Source data:
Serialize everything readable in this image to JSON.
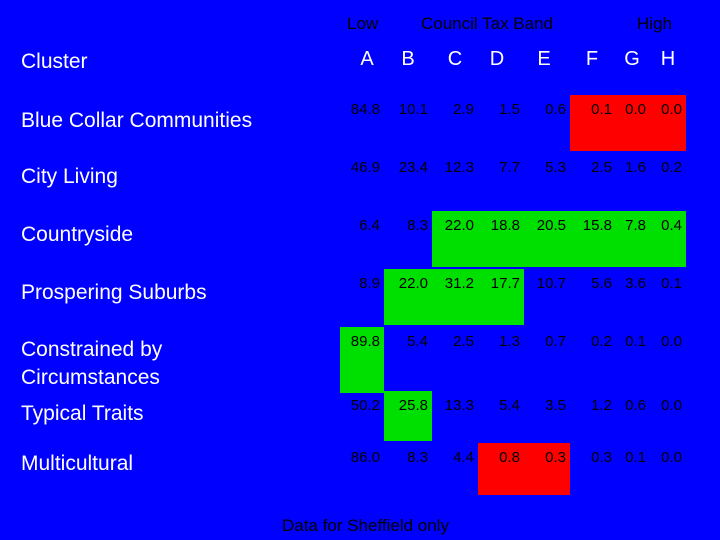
{
  "header": {
    "low_label": "Low",
    "band_label": "Council Tax Band",
    "high_label": "High"
  },
  "table": {
    "corner_label": "Cluster",
    "columns": [
      "A",
      "B",
      "C",
      "D",
      "E",
      "F",
      "G",
      "H"
    ],
    "rows": [
      {
        "label": "Blue Collar Communities",
        "values": [
          "84.8",
          "10.1",
          "2.9",
          "1.5",
          "0.6",
          "0.1",
          "0.0",
          "0.0"
        ],
        "colors": [
          "",
          "",
          "",
          "",
          "",
          "red",
          "red",
          "red"
        ]
      },
      {
        "label": "City Living",
        "values": [
          "46.9",
          "23.4",
          "12.3",
          "7.7",
          "5.3",
          "2.5",
          "1.6",
          "0.2"
        ],
        "colors": [
          "",
          "",
          "",
          "",
          "",
          "",
          "",
          ""
        ]
      },
      {
        "label": "Countryside",
        "values": [
          "6.4",
          "8.3",
          "22.0",
          "18.8",
          "20.5",
          "15.8",
          "7.8",
          "0.4"
        ],
        "colors": [
          "",
          "",
          "green",
          "green",
          "green",
          "green",
          "green",
          "green"
        ]
      },
      {
        "label": "Prospering Suburbs",
        "values": [
          "8.9",
          "22.0",
          "31.2",
          "17.7",
          "10.7",
          "5.6",
          "3.6",
          "0.1"
        ],
        "colors": [
          "",
          "green",
          "green",
          "green",
          "",
          "",
          "",
          ""
        ]
      },
      {
        "label": "Constrained by Circumstances",
        "values": [
          "89.8",
          "5.4",
          "2.5",
          "1.3",
          "0.7",
          "0.2",
          "0.1",
          "0.0"
        ],
        "colors": [
          "green",
          "",
          "",
          "",
          "",
          "",
          "",
          ""
        ]
      },
      {
        "label": "Typical Traits",
        "values": [
          "50.2",
          "25.8",
          "13.3",
          "5.4",
          "3.5",
          "1.2",
          "0.6",
          "0.0"
        ],
        "colors": [
          "",
          "green",
          "",
          "",
          "",
          "",
          "",
          ""
        ]
      },
      {
        "label": "Multicultural",
        "values": [
          "86.0",
          "8.3",
          "4.4",
          "0.8",
          "0.3",
          "0.3",
          "0.1",
          "0.0"
        ],
        "colors": [
          "",
          "",
          "",
          "red",
          "red",
          "",
          "",
          ""
        ]
      }
    ]
  },
  "footnote": "Data for Sheffield only",
  "colors": {
    "background": "#0000ff",
    "highlight_high": "#00e000",
    "highlight_low": "#ff0000"
  }
}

Exercise requirements: Repeat the material above in full and exactly, apart from the pictures.

Solved problem:
Serialize everything readable in this image to JSON.
{
  "header": {
    "low_label": "Low",
    "band_label": "Council Tax Band",
    "high_label": "High"
  },
  "table": {
    "corner_label": "Cluster",
    "columns": [
      "A",
      "B",
      "C",
      "D",
      "E",
      "F",
      "G",
      "H"
    ],
    "rows": [
      {
        "label": "Blue Collar Communities",
        "values": [
          "84.8",
          "10.1",
          "2.9",
          "1.5",
          "0.6",
          "0.1",
          "0.0",
          "0.0"
        ],
        "colors": [
          "",
          "",
          "",
          "",
          "",
          "red",
          "red",
          "red"
        ]
      },
      {
        "label": "City Living",
        "values": [
          "46.9",
          "23.4",
          "12.3",
          "7.7",
          "5.3",
          "2.5",
          "1.6",
          "0.2"
        ],
        "colors": [
          "",
          "",
          "",
          "",
          "",
          "",
          "",
          ""
        ]
      },
      {
        "label": "Countryside",
        "values": [
          "6.4",
          "8.3",
          "22.0",
          "18.8",
          "20.5",
          "15.8",
          "7.8",
          "0.4"
        ],
        "colors": [
          "",
          "",
          "green",
          "green",
          "green",
          "green",
          "green",
          "green"
        ]
      },
      {
        "label": "Prospering Suburbs",
        "values": [
          "8.9",
          "22.0",
          "31.2",
          "17.7",
          "10.7",
          "5.6",
          "3.6",
          "0.1"
        ],
        "colors": [
          "",
          "green",
          "green",
          "green",
          "",
          "",
          "",
          ""
        ]
      },
      {
        "label": "Constrained by Circumstances",
        "values": [
          "89.8",
          "5.4",
          "2.5",
          "1.3",
          "0.7",
          "0.2",
          "0.1",
          "0.0"
        ],
        "colors": [
          "green",
          "",
          "",
          "",
          "",
          "",
          "",
          ""
        ]
      },
      {
        "label": "Typical Traits",
        "values": [
          "50.2",
          "25.8",
          "13.3",
          "5.4",
          "3.5",
          "1.2",
          "0.6",
          "0.0"
        ],
        "colors": [
          "",
          "green",
          "",
          "",
          "",
          "",
          "",
          ""
        ]
      },
      {
        "label": "Multicultural",
        "values": [
          "86.0",
          "8.3",
          "4.4",
          "0.8",
          "0.3",
          "0.3",
          "0.1",
          "0.0"
        ],
        "colors": [
          "",
          "",
          "",
          "red",
          "red",
          "",
          "",
          ""
        ]
      }
    ]
  },
  "footnote": "Data for Sheffield only",
  "colors": {
    "background": "#0000ff",
    "highlight_high": "#00e000",
    "highlight_low": "#ff0000"
  }
}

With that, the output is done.